* **Goal**
Set down each record below precisely, skipping the pictures.

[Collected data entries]
————————

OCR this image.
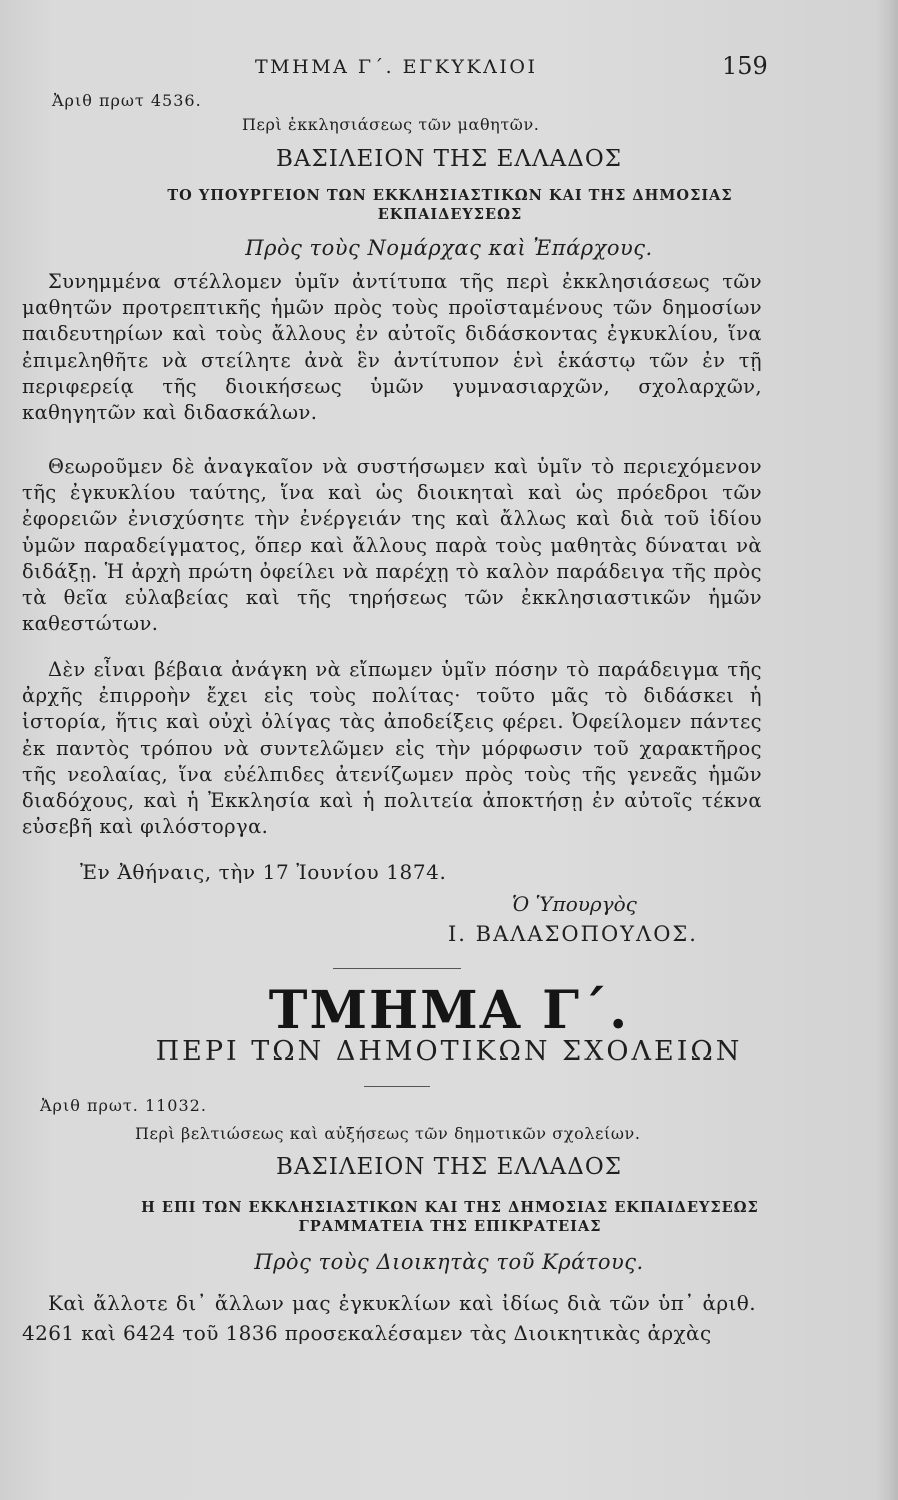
ΤΜΗΜΑ Γ΄. ΕΓΚΥΚΛΙΟΙ	159
Ἀριθ πρωτ 4536.
Περὶ ἐκκλησιάσεως τῶν μαθητῶν.
ΒΑΣΙΛΕΙΟΝ ΤΗΣ ΕΛΛΑΔΟΣ
ΤΟ ΥΠΟΥΡΓΕΙΟΝ ΤΩΝ ΕΚΚΛΗΣΙΑΣΤΙΚΩΝ ΚΑΙ ΤΗΣ ΔΗΜΟΣΙΑΣ ΕΚΠΑΙΔΕΥΣΕΩΣ
Πρὸς τοὺς Νομάρχας καὶ Ἐπάρχους.
Συνημμένα στέλλομεν ὑμῖν ἀντίτυπα τῆς περὶ ἐκκλησιάσεως τῶν μαθητῶν προτρεπτικῆς ἡμῶν πρὸς τοὺς προϊσταμένους τῶν δημοσίων παιδευτηρίων καὶ τοὺς ἄλλους ἐν αὐτοῖς διδάσκοντας ἐγκυκλίου, ἵνα ἐπιμεληθῆτε νὰ στείλητε ἀνὰ ἓν ἀντίτυπον ἑνὶ ἑκάστῳ τῶν ἐν τῇ περιφερείᾳ τῆς διοικήσεως ὑμῶν γυμνασιαρχῶν, σχολαρχῶν, καθηγητῶν καὶ διδασκάλων.
Θεωροῦμεν δὲ ἀναγκαῖον νὰ συστήσωμεν καὶ ὑμῖν τὸ περιεχόμενον τῆς ἐγκυκλίου ταύτης, ἵνα καὶ ὡς διοικηταὶ καὶ ὡς πρόεδροι τῶν ἐφορειῶν ἐνισχύσητε τὴν ἐνέργειάν της καὶ ἄλλως καὶ διὰ τοῦ ἰδίου ὑμῶν παραδείγματος, ὅπερ καὶ ἄλλους παρὰ τοὺς μαθητὰς δύναται νὰ διδάξῃ. Ἡ ἀρχὴ πρώτη ὀφείλει νὰ παρέχῃ τὸ καλὸν παράδειγα τῆς πρὸς τὰ θεῖα εὐλαβείας καὶ τῆς τηρήσεως τῶν ἐκκλησιαστικῶν ἡμῶν καθεστώτων.
Δὲν εἶναι βέβαια ἀνάγκη νὰ εἴπωμεν ὑμῖν πόσην τὸ παράδειγμα τῆς ἀρχῆς ἐπιρροὴν ἔχει εἰς τοὺς πολίτας· τοῦτο μᾶς τὸ διδάσκει ἡ ἱστορία, ἥτις καὶ οὐχὶ ὀλίγας τὰς ἀποδείξεις φέρει. Ὀφείλομεν πάντες ἐκ παντὸς τρόπου νὰ συντελῶμεν εἰς τὴν μόρφωσιν τοῦ χαρακτῆρος τῆς νεολαίας, ἵνα εὐέλπιδες ἀτενίζωμεν πρὸς τοὺς τῆς γενεᾶς ἡμῶν διαδόχους, καὶ ἡ Ἐκκλησία καὶ ἡ πολιτεία ἀποκτήσῃ ἐν αὐτοῖς τέκνα εὐσεβῆ καὶ φιλόστοργα.
Ἐν Ἀθήναις, τὴν 17 Ἰουνίου 1874.
Ὁ Ὑπουργὸς
Ι. ΒΑΛΑΣΟΠΟΥΛΟΣ.
ΤΜΗΜΑ Γ΄.
ΠΕΡΙ ΤΩΝ ΔΗΜΟΤΙΚΩΝ ΣΧΟΛΕΙΩΝ
Ἀριθ πρωτ. 11032.
Περὶ βελτιώσεως καὶ αὐξήσεως τῶν δημοτικῶν σχολείων.
ΒΑΣΙΛΕΙΟΝ ΤΗΣ ΕΛΛΑΔΟΣ
Η ΕΠΙ ΤΩΝ ΕΚΚΛΗΣΙΑΣΤΙΚΩΝ ΚΑΙ ΤΗΣ ΔΗΜΟΣΙΑΣ ΕΚΠΑΙΔΕΥΣΕΩΣ ΓΡΑΜΜΑΤΕΙΑ ΤΗΣ ΕΠΙΚΡΑΤΕΙΑΣ
Πρὸς τοὺς Διοικητὰς τοῦ Κράτους.
Καὶ ἄλλοτε δι᾽ ἄλλων μας ἐγκυκλίων καὶ ἰδίως διὰ τῶν ὑπ᾽ ἀριθ. 4261 καὶ 6424 τοῦ 1836 προσεκαλέσαμεν τὰς Διοικητικὰς ἀρχὰς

————————

* **Worked answer**
OCR this image.
ΤΜΗΜΑ Γ΄. ΕΓΚΥΚΛΙΟΙ	159
Ἀριθ πρωτ 4536.
Περὶ ἐκκλησιάσεως τῶν μαθητῶν.
ΒΑΣΙΛΕΙΟΝ ΤΗΣ ΕΛΛΑΔΟΣ
ΤΟ ΥΠΟΥΡΓΕΙΟΝ ΤΩΝ ΕΚΚΛΗΣΙΑΣΤΙΚΩΝ ΚΑΙ ΤΗΣ ΔΗΜΟΣΙΑΣ ΕΚΠΑΙΔΕΥΣΕΩΣ
Πρὸς τοὺς Νομάρχας καὶ Ἐπάρχους.
Συνημμένα στέλλομεν ὑμῖν ἀντίτυπα τῆς περὶ ἐκκλησιάσεως τῶν μαθητῶν προτρεπτικῆς ἡμῶν πρὸς τοὺς προϊσταμένους τῶν δημοσίων παιδευτηρίων καὶ τοὺς ἄλλους ἐν αὐτοῖς διδάσκοντας ἐγκυκλίου, ἵνα ἐπιμεληθῆτε νὰ στείλητε ἀνὰ ἓν ἀντίτυπον ἑνὶ ἑκάστῳ τῶν ἐν τῇ περιφερείᾳ τῆς διοικήσεως ὑμῶν γυμνασιαρχῶν, σχολαρχῶν, καθηγητῶν καὶ διδασκάλων.
Θεωροῦμεν δὲ ἀναγκαῖον νὰ συστήσωμεν καὶ ὑμῖν τὸ περιεχόμενον τῆς ἐγκυκλίου ταύτης, ἵνα καὶ ὡς διοικηταὶ καὶ ὡς πρόεδροι τῶν ἐφορειῶν ἐνισχύσητε τὴν ἐνέργειάν της καὶ ἄλλως καὶ διὰ τοῦ ἰδίου ὑμῶν παραδείγματος, ὅπερ καὶ ἄλλους παρὰ τοὺς μαθητὰς δύναται νὰ διδάξῃ. Ἡ ἀρχὴ πρώτη ὀφείλει νὰ παρέχῃ τὸ καλὸν παράδειγα τῆς πρὸς τὰ θεῖα εὐλαβείας καὶ τῆς τηρήσεως τῶν ἐκκλησιαστικῶν ἡμῶν καθεστώτων.
Δὲν εἶναι βέβαια ἀνάγκη νὰ εἴπωμεν ὑμῖν πόσην τὸ παράδειγμα τῆς ἀρχῆς ἐπιρροὴν ἔχει εἰς τοὺς πολίτας· τοῦτο μᾶς τὸ διδάσκει ἡ ἱστορία, ἥτις καὶ οὐχὶ ὀλίγας τὰς ἀποδείξεις φέρει. Ὀφείλομεν πάντες ἐκ παντὸς τρόπου νὰ συντελῶμεν εἰς τὴν μόρφωσιν τοῦ χαρακτῆρος τῆς νεολαίας, ἵνα εὐέλπιδες ἀτενίζωμεν πρὸς τοὺς τῆς γενεᾶς ἡμῶν διαδόχους, καὶ ἡ Ἐκκλησία καὶ ἡ πολιτεία ἀποκτήσῃ ἐν αὐτοῖς τέκνα εὐσεβῆ καὶ φιλόστοργα.
Ἐν Ἀθήναις, τὴν 17 Ἰουνίου 1874.
Ὁ Ὑπουργὸς
Ι. ΒΑΛΑΣΟΠΟΥΛΟΣ.
ΤΜΗΜΑ Γ΄.
ΠΕΡΙ ΤΩΝ ΔΗΜΟΤΙΚΩΝ ΣΧΟΛΕΙΩΝ
Ἀριθ πρωτ. 11032.
Περὶ βελτιώσεως καὶ αὐξήσεως τῶν δημοτικῶν σχολείων.
ΒΑΣΙΛΕΙΟΝ ΤΗΣ ΕΛΛΑΔΟΣ
Η ΕΠΙ ΤΩΝ ΕΚΚΛΗΣΙΑΣΤΙΚΩΝ ΚΑΙ ΤΗΣ ΔΗΜΟΣΙΑΣ ΕΚΠΑΙΔΕΥΣΕΩΣ ΓΡΑΜΜΑΤΕΙΑ ΤΗΣ ΕΠΙΚΡΑΤΕΙΑΣ
Πρὸς τοὺς Διοικητὰς τοῦ Κράτους.
Καὶ ἄλλοτε δι᾽ ἄλλων μας ἐγκυκλίων καὶ ἰδίως διὰ τῶν ὑπ᾽ ἀριθ. 4261 καὶ 6424 τοῦ 1836 προσεκαλέσαμεν τὰς Διοικητικὰς ἀρχὰς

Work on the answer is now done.